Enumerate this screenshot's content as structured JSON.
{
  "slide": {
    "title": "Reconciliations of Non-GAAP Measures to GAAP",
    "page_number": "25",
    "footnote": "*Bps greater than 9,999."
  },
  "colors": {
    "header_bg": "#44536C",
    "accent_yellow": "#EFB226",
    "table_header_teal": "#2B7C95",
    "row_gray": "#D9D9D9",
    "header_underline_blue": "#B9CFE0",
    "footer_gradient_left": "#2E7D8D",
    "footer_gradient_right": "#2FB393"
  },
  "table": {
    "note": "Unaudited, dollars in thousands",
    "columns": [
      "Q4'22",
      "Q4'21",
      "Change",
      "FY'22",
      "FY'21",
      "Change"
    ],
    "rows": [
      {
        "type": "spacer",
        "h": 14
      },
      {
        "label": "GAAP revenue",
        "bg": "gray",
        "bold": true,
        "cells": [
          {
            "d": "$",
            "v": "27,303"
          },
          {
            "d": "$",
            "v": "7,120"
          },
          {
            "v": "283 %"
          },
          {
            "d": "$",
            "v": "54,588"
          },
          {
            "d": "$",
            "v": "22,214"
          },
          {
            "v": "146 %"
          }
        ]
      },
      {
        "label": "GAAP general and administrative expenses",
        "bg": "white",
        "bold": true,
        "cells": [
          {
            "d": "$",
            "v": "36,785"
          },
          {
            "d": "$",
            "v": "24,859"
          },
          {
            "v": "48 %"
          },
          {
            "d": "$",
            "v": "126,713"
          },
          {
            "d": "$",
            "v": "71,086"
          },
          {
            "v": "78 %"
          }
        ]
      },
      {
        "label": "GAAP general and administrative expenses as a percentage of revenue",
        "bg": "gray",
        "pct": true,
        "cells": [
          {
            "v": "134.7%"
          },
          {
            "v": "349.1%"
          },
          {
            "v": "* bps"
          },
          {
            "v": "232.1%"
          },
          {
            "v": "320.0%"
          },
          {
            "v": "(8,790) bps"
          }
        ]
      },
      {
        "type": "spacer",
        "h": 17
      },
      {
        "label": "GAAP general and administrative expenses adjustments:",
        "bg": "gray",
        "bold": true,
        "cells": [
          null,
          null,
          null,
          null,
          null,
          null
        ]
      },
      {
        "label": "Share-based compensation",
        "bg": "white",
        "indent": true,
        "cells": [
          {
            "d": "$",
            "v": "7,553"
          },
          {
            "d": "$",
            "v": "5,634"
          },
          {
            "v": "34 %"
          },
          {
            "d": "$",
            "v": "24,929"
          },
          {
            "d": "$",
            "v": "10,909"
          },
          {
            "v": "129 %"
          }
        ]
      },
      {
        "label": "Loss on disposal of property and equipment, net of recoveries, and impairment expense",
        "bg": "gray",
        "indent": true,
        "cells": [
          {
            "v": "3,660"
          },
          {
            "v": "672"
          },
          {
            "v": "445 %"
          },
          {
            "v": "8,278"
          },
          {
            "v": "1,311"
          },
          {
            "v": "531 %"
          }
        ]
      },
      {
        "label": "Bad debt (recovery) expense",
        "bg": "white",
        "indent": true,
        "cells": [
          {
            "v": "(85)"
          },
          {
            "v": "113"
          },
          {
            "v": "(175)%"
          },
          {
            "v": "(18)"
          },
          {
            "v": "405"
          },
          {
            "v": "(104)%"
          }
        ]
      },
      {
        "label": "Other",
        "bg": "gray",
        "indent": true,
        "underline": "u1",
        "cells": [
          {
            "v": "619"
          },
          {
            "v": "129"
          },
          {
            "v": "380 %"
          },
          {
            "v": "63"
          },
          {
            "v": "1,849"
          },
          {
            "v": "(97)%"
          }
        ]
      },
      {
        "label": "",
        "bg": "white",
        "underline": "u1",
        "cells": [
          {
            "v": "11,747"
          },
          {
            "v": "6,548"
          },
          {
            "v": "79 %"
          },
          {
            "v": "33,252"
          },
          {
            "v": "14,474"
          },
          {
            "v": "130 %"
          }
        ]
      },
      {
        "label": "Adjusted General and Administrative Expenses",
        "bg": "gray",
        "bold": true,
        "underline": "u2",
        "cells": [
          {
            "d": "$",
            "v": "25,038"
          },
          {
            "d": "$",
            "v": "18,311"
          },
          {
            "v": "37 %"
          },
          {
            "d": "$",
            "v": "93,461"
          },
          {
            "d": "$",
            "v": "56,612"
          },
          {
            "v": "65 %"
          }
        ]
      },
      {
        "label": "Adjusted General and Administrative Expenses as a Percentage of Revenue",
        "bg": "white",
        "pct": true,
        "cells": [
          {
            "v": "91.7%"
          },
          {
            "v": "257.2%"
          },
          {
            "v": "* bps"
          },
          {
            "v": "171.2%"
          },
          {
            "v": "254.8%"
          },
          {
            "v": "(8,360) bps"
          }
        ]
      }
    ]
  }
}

◆ ◆ ◆ ◆ ◆

*EXERCISE OBJECTIVE*: Every entry above needs to be quoted exactly.

*OUTPUT*:
Enumerate this screenshot's content as structured JSON.
{
  "slide": {
    "title": "Reconciliations of Non-GAAP Measures to GAAP",
    "page_number": "25",
    "footnote": "*Bps greater than 9,999."
  },
  "colors": {
    "header_bg": "#44536C",
    "accent_yellow": "#EFB226",
    "table_header_teal": "#2B7C95",
    "row_gray": "#D9D9D9",
    "header_underline_blue": "#B9CFE0",
    "footer_gradient_left": "#2E7D8D",
    "footer_gradient_right": "#2FB393"
  },
  "table": {
    "note": "Unaudited, dollars in thousands",
    "columns": [
      "Q4'22",
      "Q4'21",
      "Change",
      "FY'22",
      "FY'21",
      "Change"
    ],
    "rows": [
      {
        "type": "spacer",
        "h": 14
      },
      {
        "label": "GAAP revenue",
        "bg": "gray",
        "bold": true,
        "cells": [
          {
            "d": "$",
            "v": "27,303"
          },
          {
            "d": "$",
            "v": "7,120"
          },
          {
            "v": "283 %"
          },
          {
            "d": "$",
            "v": "54,588"
          },
          {
            "d": "$",
            "v": "22,214"
          },
          {
            "v": "146 %"
          }
        ]
      },
      {
        "label": "GAAP general and administrative expenses",
        "bg": "white",
        "bold": true,
        "cells": [
          {
            "d": "$",
            "v": "36,785"
          },
          {
            "d": "$",
            "v": "24,859"
          },
          {
            "v": "48 %"
          },
          {
            "d": "$",
            "v": "126,713"
          },
          {
            "d": "$",
            "v": "71,086"
          },
          {
            "v": "78 %"
          }
        ]
      },
      {
        "label": "GAAP general and administrative expenses as a percentage of revenue",
        "bg": "gray",
        "pct": true,
        "cells": [
          {
            "v": "134.7%"
          },
          {
            "v": "349.1%"
          },
          {
            "v": "* bps"
          },
          {
            "v": "232.1%"
          },
          {
            "v": "320.0%"
          },
          {
            "v": "(8,790) bps"
          }
        ]
      },
      {
        "type": "spacer",
        "h": 17
      },
      {
        "label": "GAAP general and administrative expenses adjustments:",
        "bg": "gray",
        "bold": true,
        "cells": [
          null,
          null,
          null,
          null,
          null,
          null
        ]
      },
      {
        "label": "Share-based compensation",
        "bg": "white",
        "indent": true,
        "cells": [
          {
            "d": "$",
            "v": "7,553"
          },
          {
            "d": "$",
            "v": "5,634"
          },
          {
            "v": "34 %"
          },
          {
            "d": "$",
            "v": "24,929"
          },
          {
            "d": "$",
            "v": "10,909"
          },
          {
            "v": "129 %"
          }
        ]
      },
      {
        "label": "Loss on disposal of property and equipment, net of recoveries, and impairment expense",
        "bg": "gray",
        "indent": true,
        "cells": [
          {
            "v": "3,660"
          },
          {
            "v": "672"
          },
          {
            "v": "445 %"
          },
          {
            "v": "8,278"
          },
          {
            "v": "1,311"
          },
          {
            "v": "531 %"
          }
        ]
      },
      {
        "label": "Bad debt (recovery) expense",
        "bg": "white",
        "indent": true,
        "cells": [
          {
            "v": "(85)"
          },
          {
            "v": "113"
          },
          {
            "v": "(175)%"
          },
          {
            "v": "(18)"
          },
          {
            "v": "405"
          },
          {
            "v": "(104)%"
          }
        ]
      },
      {
        "label": "Other",
        "bg": "gray",
        "indent": true,
        "underline": "u1",
        "cells": [
          {
            "v": "619"
          },
          {
            "v": "129"
          },
          {
            "v": "380 %"
          },
          {
            "v": "63"
          },
          {
            "v": "1,849"
          },
          {
            "v": "(97)%"
          }
        ]
      },
      {
        "label": "",
        "bg": "white",
        "underline": "u1",
        "cells": [
          {
            "v": "11,747"
          },
          {
            "v": "6,548"
          },
          {
            "v": "79 %"
          },
          {
            "v": "33,252"
          },
          {
            "v": "14,474"
          },
          {
            "v": "130 %"
          }
        ]
      },
      {
        "label": "Adjusted General and Administrative Expenses",
        "bg": "gray",
        "bold": true,
        "underline": "u2",
        "cells": [
          {
            "d": "$",
            "v": "25,038"
          },
          {
            "d": "$",
            "v": "18,311"
          },
          {
            "v": "37 %"
          },
          {
            "d": "$",
            "v": "93,461"
          },
          {
            "d": "$",
            "v": "56,612"
          },
          {
            "v": "65 %"
          }
        ]
      },
      {
        "label": "Adjusted General and Administrative Expenses as a Percentage of Revenue",
        "bg": "white",
        "pct": true,
        "cells": [
          {
            "v": "91.7%"
          },
          {
            "v": "257.2%"
          },
          {
            "v": "* bps"
          },
          {
            "v": "171.2%"
          },
          {
            "v": "254.8%"
          },
          {
            "v": "(8,360) bps"
          }
        ]
      }
    ]
  }
}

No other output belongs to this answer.